** WRITTEN EXERCISE **
For every line in the data below that contains "Yellow", copy the line.

<<<<

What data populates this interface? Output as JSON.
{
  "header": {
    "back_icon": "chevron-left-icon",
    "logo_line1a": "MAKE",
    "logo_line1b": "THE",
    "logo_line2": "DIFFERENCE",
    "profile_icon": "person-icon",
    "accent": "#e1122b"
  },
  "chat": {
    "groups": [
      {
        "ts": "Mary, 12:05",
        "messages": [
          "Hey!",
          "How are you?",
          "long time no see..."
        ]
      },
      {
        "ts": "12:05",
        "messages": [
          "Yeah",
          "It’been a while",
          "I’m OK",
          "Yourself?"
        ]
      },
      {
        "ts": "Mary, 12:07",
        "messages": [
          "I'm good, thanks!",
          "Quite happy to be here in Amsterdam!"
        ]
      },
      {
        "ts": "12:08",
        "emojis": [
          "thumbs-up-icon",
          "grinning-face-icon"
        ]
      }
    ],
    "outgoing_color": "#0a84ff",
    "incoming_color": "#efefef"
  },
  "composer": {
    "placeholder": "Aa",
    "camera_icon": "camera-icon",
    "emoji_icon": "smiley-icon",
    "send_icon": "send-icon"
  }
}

>>>>
<<<<

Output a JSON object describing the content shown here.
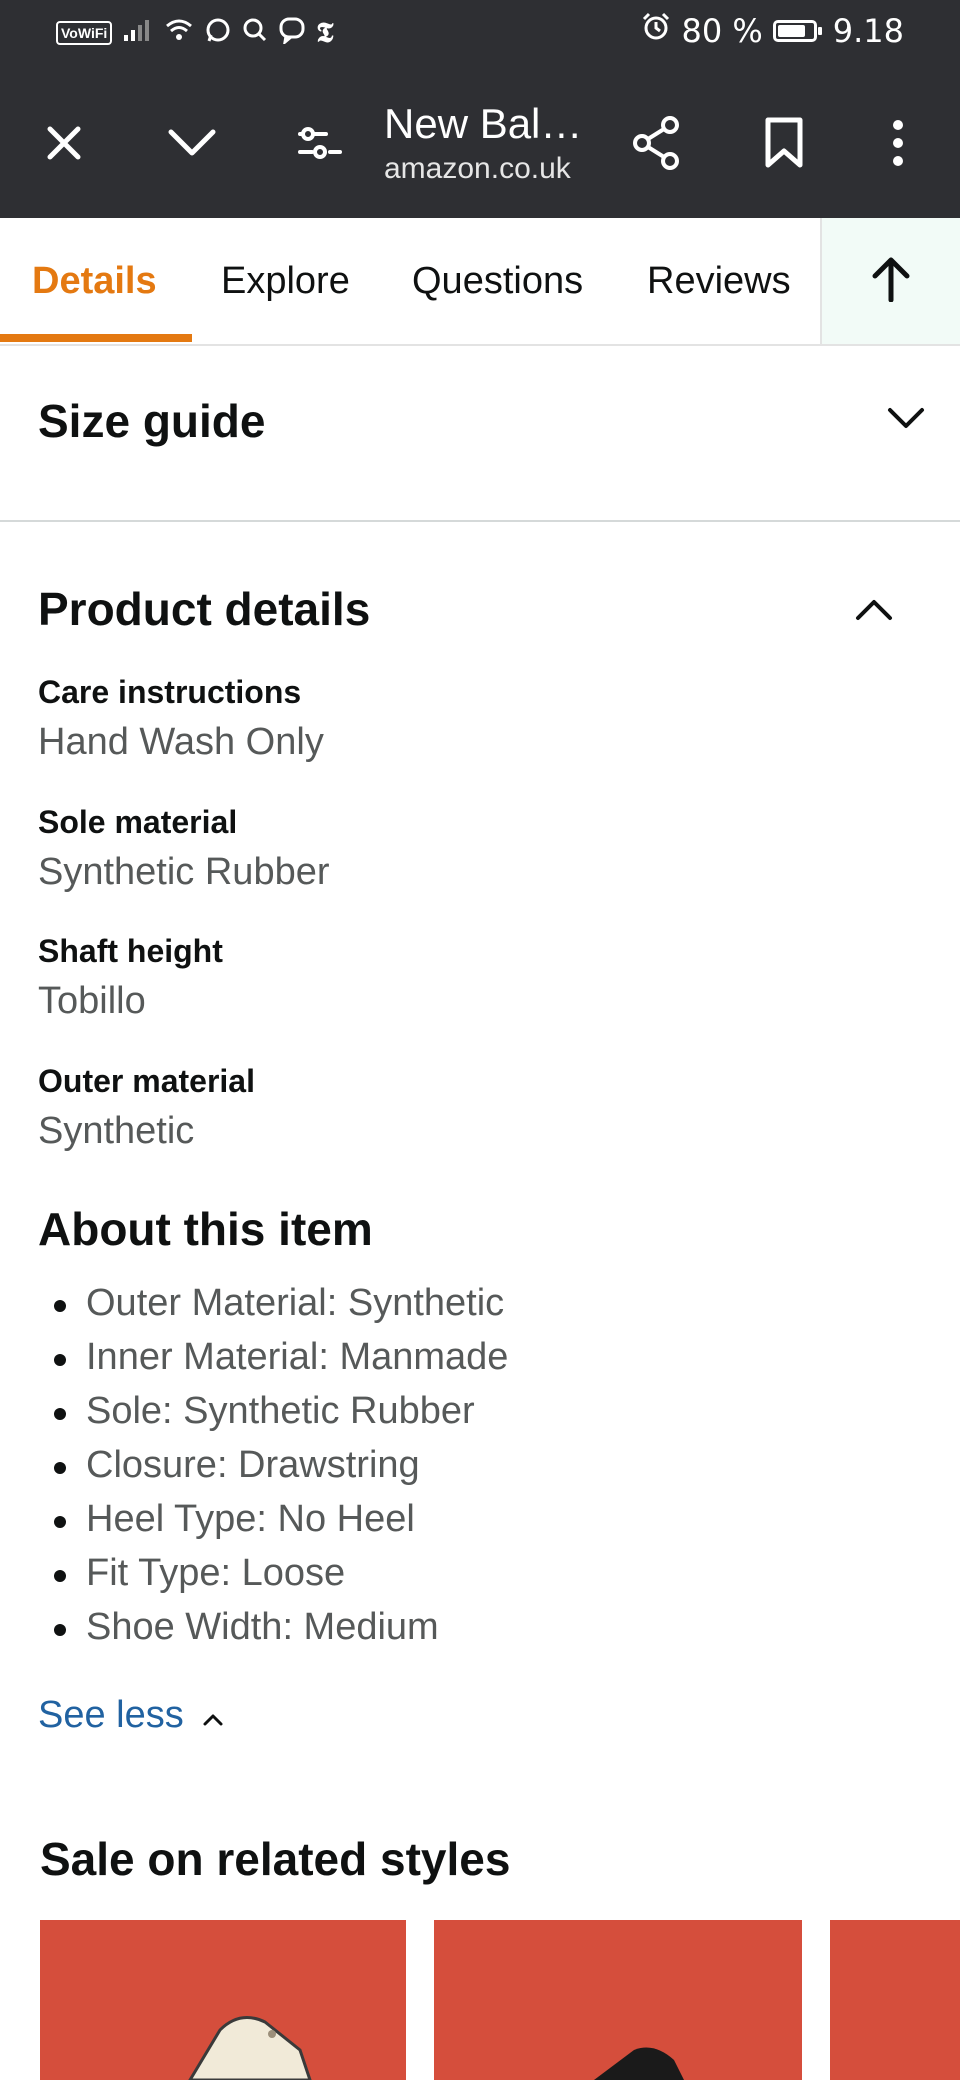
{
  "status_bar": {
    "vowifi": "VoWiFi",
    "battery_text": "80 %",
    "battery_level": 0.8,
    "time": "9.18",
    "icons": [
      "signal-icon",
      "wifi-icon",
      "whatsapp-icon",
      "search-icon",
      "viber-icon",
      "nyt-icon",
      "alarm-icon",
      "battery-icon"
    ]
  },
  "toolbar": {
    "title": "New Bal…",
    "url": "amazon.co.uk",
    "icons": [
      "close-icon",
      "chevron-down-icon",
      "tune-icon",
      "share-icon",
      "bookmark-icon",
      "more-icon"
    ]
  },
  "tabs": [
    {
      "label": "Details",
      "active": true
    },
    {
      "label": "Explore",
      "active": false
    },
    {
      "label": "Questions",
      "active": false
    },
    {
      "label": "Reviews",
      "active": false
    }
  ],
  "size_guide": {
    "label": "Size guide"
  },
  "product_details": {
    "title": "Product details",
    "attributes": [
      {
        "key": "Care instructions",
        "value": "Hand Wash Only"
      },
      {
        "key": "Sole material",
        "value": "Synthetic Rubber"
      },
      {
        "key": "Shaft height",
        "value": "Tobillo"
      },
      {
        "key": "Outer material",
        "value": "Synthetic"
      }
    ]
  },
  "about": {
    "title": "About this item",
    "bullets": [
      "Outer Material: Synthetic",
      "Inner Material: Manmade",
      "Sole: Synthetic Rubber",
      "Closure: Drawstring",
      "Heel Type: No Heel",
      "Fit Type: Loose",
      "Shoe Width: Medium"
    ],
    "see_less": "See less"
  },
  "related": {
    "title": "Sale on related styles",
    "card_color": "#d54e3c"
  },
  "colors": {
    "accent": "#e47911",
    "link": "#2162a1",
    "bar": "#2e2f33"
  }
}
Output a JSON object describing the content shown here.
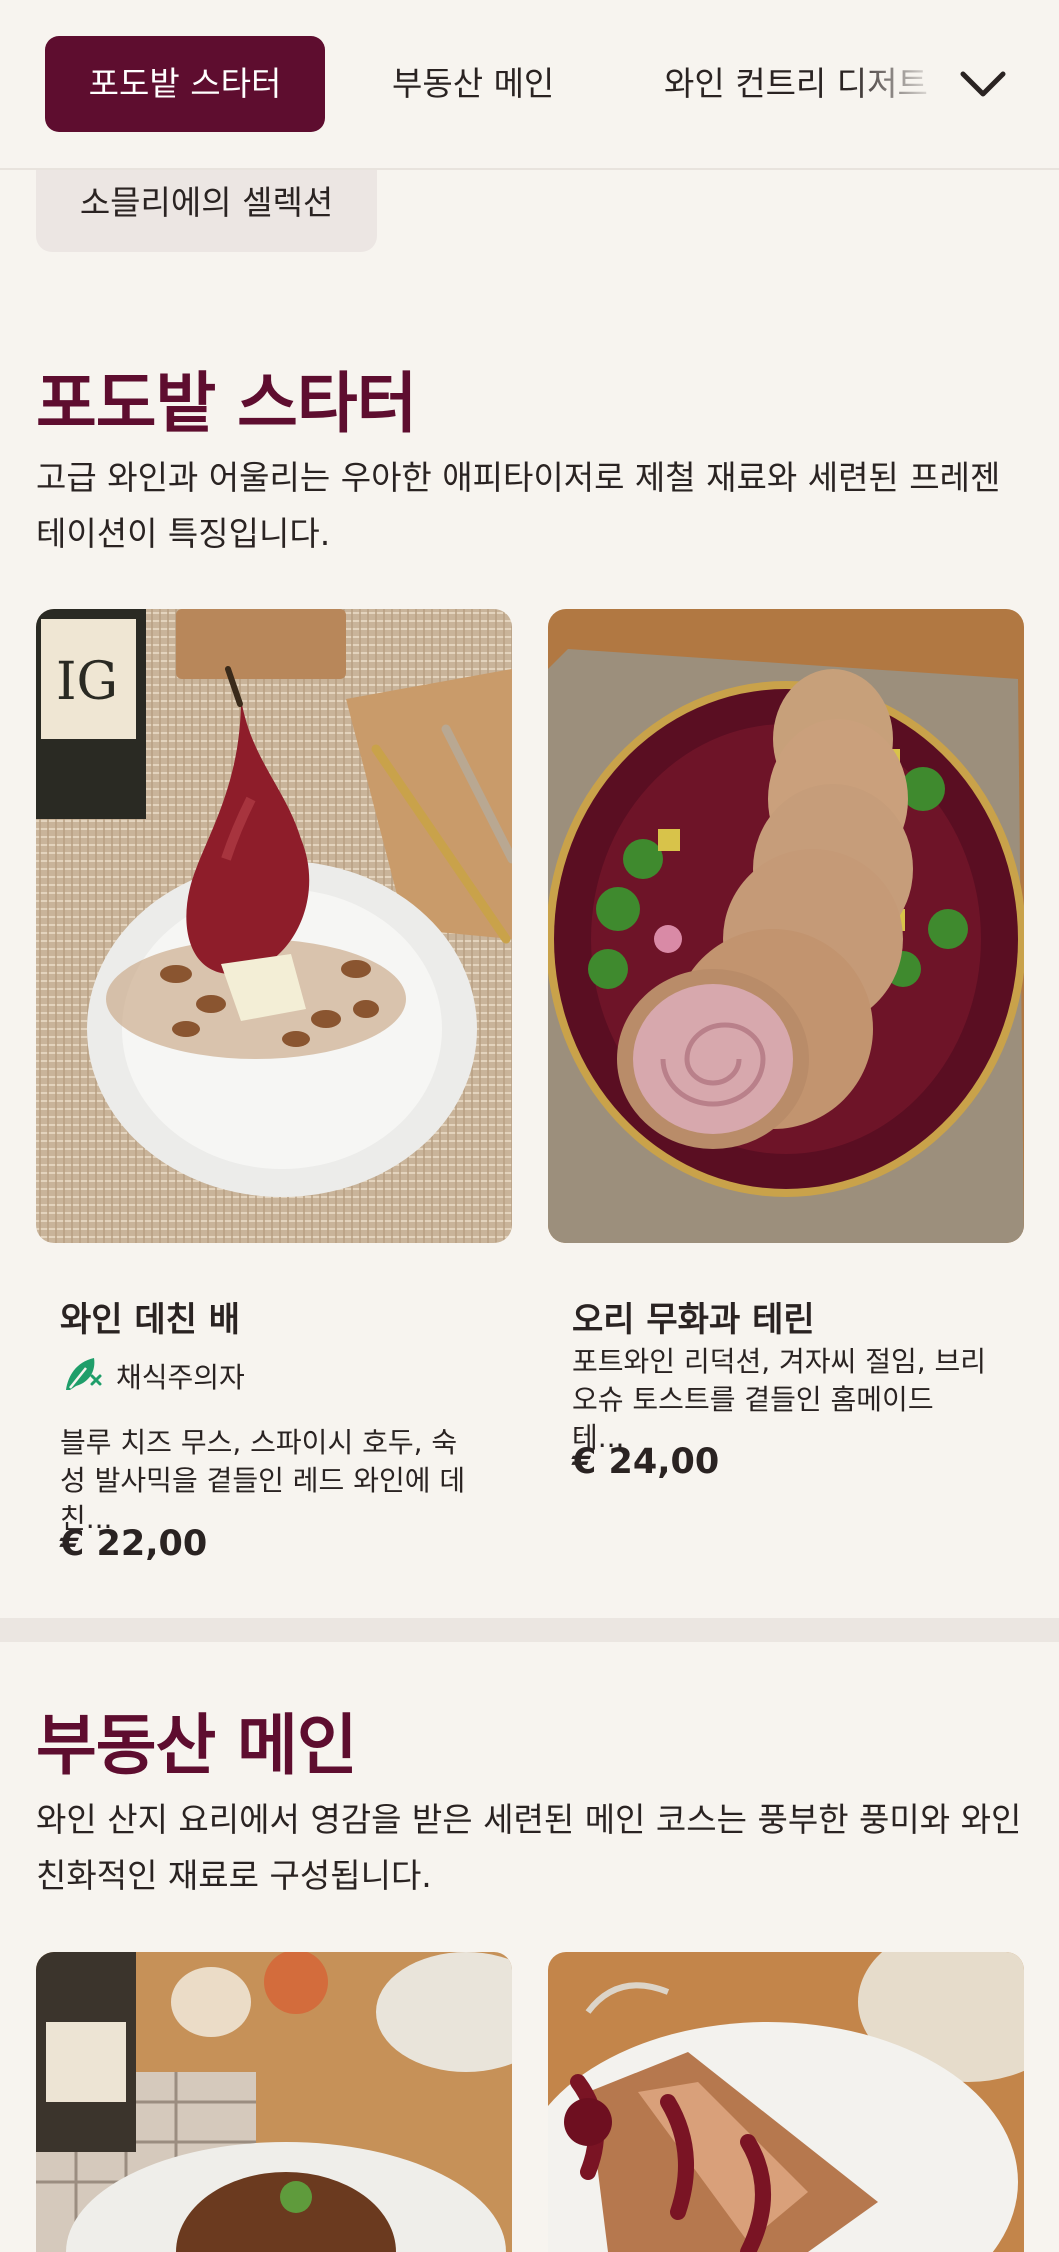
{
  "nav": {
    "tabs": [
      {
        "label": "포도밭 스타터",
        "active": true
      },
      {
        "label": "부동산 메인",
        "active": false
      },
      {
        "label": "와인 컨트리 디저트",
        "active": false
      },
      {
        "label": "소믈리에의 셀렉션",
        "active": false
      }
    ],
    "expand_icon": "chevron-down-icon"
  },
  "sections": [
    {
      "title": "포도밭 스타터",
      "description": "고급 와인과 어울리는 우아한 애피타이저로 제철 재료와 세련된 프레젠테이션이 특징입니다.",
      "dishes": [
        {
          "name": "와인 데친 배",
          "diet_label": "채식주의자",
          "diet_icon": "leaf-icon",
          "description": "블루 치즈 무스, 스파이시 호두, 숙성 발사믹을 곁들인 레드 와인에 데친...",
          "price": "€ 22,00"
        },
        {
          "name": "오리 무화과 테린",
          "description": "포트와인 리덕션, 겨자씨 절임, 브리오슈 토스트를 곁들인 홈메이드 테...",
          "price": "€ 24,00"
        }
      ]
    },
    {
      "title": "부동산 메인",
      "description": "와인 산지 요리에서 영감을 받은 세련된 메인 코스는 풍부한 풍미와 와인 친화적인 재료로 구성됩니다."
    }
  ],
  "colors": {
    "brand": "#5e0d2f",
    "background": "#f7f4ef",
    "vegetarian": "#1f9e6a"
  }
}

>>>>
<<<<

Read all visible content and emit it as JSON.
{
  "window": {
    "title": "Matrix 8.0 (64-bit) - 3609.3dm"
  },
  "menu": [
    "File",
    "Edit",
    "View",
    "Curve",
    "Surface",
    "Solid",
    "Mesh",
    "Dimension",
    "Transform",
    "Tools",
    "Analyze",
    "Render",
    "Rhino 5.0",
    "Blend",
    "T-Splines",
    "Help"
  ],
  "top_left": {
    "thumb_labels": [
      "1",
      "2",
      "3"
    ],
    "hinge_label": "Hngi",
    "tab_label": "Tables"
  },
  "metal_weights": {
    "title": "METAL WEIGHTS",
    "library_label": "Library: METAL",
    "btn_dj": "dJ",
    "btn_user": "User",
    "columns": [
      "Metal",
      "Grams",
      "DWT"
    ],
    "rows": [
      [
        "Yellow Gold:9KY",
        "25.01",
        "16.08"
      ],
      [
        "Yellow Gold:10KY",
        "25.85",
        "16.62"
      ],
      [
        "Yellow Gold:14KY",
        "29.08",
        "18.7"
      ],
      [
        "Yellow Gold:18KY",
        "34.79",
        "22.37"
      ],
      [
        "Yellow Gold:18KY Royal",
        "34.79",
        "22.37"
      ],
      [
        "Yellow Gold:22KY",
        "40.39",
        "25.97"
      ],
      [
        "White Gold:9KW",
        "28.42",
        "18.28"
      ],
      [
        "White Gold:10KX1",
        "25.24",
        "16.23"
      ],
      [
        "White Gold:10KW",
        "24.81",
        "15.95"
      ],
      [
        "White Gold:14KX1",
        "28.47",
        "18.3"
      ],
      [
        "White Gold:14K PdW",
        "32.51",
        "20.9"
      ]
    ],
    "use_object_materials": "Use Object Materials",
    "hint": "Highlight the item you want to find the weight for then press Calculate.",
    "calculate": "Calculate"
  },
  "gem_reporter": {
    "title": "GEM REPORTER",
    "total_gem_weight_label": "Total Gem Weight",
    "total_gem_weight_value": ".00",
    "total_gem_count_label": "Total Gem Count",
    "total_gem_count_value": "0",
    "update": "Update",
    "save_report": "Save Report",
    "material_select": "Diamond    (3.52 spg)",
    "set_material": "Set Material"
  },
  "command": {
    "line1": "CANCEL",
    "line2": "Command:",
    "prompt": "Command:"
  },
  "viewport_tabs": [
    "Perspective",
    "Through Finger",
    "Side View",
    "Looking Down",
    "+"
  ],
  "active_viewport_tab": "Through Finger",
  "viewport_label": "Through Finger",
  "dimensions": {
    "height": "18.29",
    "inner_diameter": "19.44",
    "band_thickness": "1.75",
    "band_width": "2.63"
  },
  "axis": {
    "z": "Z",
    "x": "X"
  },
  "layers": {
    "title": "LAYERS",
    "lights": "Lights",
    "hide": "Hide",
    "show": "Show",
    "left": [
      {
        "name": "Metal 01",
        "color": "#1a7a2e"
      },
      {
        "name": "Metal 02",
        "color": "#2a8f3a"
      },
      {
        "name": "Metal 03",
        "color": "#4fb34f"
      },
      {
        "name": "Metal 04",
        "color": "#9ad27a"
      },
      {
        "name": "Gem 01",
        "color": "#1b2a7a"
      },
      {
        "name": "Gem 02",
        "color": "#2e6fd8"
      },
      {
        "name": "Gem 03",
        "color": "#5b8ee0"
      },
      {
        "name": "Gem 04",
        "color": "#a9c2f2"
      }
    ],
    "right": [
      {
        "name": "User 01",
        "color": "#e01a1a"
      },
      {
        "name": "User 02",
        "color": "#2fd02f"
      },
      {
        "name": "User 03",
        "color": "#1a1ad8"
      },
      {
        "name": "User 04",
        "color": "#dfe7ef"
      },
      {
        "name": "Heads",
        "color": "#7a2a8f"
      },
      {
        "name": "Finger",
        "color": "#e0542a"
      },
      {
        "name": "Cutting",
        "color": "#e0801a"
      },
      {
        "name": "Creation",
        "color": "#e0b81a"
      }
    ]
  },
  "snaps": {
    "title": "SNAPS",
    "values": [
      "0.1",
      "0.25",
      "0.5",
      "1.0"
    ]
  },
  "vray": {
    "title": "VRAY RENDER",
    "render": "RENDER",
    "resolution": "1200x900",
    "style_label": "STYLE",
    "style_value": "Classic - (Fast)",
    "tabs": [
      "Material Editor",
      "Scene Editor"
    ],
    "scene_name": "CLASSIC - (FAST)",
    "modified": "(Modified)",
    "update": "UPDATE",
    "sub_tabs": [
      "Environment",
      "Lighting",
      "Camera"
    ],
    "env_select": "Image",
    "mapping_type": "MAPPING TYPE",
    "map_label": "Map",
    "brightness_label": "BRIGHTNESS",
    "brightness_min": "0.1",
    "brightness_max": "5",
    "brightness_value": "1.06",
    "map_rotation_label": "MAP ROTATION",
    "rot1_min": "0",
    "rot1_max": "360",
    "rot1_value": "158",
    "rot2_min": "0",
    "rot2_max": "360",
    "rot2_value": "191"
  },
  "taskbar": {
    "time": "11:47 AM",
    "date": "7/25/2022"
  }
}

>>>>

** EXERCISE RESULT **
        "Yellow Gold:9KY",
        "Yellow Gold:10KY",
        "Yellow Gold:14KY",
        "Yellow Gold:18KY",
        "Yellow Gold:18KY Royal",
        "Yellow Gold:22KY",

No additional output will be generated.